DATA PROVIDED
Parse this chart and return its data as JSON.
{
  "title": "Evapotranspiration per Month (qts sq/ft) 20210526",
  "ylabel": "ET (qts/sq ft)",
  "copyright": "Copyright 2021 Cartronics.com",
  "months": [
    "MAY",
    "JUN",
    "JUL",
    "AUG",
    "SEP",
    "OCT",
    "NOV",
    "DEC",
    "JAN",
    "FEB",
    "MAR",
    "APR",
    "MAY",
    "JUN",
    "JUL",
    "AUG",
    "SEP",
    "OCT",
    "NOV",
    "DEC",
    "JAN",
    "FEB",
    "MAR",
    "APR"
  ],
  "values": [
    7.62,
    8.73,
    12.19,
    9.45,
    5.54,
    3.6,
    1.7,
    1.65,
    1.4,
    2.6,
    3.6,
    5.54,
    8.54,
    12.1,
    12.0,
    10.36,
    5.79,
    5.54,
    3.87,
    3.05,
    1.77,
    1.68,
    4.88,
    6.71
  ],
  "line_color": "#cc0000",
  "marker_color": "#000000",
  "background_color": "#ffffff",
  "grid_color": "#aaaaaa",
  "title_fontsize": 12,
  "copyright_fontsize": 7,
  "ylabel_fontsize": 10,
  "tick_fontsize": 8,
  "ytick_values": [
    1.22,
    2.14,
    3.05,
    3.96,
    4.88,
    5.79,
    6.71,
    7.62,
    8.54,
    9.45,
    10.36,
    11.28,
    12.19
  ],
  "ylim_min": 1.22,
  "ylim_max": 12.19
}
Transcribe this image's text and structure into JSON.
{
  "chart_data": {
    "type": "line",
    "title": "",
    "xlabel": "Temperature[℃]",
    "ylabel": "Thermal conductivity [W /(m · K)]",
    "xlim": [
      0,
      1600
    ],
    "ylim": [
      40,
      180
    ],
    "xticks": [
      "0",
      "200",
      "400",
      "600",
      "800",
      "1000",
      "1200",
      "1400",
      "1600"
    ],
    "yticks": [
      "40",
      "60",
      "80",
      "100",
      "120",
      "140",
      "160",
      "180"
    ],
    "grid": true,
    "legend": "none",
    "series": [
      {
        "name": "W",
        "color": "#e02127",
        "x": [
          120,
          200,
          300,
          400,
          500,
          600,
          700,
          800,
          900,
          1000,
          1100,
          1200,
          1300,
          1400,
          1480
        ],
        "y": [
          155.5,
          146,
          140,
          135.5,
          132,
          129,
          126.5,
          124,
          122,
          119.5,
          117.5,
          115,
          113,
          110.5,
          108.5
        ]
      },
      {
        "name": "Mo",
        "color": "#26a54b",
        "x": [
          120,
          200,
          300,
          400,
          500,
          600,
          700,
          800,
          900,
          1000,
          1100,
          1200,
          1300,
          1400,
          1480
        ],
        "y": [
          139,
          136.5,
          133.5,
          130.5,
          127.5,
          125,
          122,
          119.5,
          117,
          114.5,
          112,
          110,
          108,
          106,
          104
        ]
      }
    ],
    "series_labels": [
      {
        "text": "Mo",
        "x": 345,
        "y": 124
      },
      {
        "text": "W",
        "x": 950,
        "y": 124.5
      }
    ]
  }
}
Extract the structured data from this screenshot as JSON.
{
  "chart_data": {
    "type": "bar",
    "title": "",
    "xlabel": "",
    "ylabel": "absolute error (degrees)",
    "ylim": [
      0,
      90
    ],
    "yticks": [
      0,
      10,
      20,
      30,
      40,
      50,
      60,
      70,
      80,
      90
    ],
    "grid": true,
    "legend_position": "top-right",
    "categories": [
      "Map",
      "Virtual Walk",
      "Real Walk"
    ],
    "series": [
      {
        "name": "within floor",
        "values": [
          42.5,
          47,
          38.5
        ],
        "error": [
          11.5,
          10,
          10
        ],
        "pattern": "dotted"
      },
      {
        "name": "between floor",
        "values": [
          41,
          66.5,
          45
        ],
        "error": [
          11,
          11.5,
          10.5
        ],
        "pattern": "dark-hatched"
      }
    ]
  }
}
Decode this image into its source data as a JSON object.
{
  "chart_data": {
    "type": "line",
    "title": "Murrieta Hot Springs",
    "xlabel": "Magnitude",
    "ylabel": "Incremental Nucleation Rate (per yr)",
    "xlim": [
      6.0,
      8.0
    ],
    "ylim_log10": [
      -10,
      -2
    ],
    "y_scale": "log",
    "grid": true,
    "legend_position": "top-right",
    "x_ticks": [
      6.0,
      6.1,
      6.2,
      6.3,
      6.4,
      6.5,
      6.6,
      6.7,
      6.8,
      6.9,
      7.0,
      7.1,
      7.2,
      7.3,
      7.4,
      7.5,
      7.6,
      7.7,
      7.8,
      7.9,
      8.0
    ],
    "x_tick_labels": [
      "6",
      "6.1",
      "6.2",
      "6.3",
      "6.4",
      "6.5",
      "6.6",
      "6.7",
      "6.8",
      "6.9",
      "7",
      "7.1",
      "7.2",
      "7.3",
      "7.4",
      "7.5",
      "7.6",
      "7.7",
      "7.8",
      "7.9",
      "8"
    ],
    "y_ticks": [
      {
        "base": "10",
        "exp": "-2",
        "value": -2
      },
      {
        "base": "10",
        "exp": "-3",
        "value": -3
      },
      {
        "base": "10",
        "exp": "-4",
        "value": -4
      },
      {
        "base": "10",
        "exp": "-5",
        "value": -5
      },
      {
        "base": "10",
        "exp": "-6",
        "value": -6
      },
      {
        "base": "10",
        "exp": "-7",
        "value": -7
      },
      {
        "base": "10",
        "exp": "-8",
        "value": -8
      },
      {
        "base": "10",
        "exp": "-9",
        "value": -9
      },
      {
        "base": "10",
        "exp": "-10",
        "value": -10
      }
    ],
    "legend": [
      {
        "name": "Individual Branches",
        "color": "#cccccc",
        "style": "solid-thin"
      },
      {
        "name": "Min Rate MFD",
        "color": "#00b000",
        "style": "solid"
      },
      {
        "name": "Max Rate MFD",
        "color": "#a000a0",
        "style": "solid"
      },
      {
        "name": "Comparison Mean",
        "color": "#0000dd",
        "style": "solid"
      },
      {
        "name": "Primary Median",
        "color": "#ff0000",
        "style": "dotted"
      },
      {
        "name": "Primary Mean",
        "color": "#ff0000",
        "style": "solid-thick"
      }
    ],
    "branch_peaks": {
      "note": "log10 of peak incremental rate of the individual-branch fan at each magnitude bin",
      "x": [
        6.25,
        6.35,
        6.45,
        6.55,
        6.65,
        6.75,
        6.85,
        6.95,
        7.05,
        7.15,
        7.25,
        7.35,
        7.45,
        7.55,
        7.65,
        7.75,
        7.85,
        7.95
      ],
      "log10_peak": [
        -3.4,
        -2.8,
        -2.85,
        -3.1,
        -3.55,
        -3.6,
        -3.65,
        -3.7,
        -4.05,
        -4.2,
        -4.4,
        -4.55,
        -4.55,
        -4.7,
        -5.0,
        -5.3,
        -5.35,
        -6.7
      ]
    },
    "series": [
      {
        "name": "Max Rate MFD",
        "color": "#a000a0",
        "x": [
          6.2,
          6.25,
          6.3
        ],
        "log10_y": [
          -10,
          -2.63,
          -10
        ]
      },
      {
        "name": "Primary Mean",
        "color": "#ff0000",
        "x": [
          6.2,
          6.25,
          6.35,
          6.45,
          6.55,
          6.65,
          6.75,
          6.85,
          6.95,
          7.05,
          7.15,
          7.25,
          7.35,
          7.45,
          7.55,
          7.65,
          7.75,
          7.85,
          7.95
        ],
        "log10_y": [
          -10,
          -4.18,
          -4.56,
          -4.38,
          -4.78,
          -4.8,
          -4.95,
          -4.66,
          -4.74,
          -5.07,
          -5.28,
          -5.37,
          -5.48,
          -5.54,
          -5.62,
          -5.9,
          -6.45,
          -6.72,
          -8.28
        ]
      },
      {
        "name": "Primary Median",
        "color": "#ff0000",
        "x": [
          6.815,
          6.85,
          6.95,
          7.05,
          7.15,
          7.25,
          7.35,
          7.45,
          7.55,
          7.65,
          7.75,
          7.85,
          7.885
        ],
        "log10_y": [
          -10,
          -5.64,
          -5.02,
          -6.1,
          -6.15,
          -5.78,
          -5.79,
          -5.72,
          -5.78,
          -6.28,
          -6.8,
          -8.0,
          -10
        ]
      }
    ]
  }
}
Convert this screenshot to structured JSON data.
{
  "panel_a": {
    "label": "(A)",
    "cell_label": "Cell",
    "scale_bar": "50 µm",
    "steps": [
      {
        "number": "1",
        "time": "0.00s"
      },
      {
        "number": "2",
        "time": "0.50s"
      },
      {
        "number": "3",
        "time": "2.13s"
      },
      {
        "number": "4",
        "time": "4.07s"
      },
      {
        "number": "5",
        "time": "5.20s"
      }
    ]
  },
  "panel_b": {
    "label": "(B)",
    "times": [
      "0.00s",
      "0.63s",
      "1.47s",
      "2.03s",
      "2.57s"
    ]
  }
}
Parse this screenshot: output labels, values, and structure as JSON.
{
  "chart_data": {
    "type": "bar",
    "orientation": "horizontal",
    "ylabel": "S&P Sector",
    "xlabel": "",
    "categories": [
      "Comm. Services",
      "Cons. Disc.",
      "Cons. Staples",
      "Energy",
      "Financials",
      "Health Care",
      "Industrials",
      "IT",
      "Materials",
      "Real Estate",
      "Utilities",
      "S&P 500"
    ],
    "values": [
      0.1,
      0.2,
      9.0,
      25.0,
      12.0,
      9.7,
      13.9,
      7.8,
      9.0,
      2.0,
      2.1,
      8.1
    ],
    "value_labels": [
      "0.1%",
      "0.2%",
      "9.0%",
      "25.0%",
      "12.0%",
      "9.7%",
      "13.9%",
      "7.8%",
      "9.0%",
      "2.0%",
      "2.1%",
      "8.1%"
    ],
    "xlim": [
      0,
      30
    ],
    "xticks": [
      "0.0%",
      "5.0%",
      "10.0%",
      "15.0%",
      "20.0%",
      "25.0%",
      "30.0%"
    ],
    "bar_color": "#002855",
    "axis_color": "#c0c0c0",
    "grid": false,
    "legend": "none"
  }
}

EXERCISE INSTRUCTIONS
Copy out the lines that hold "number".

TASK ANSWER
        "number": "1",
        "number": "2",
        "number": "3",
        "number": "4",
        "number": "5",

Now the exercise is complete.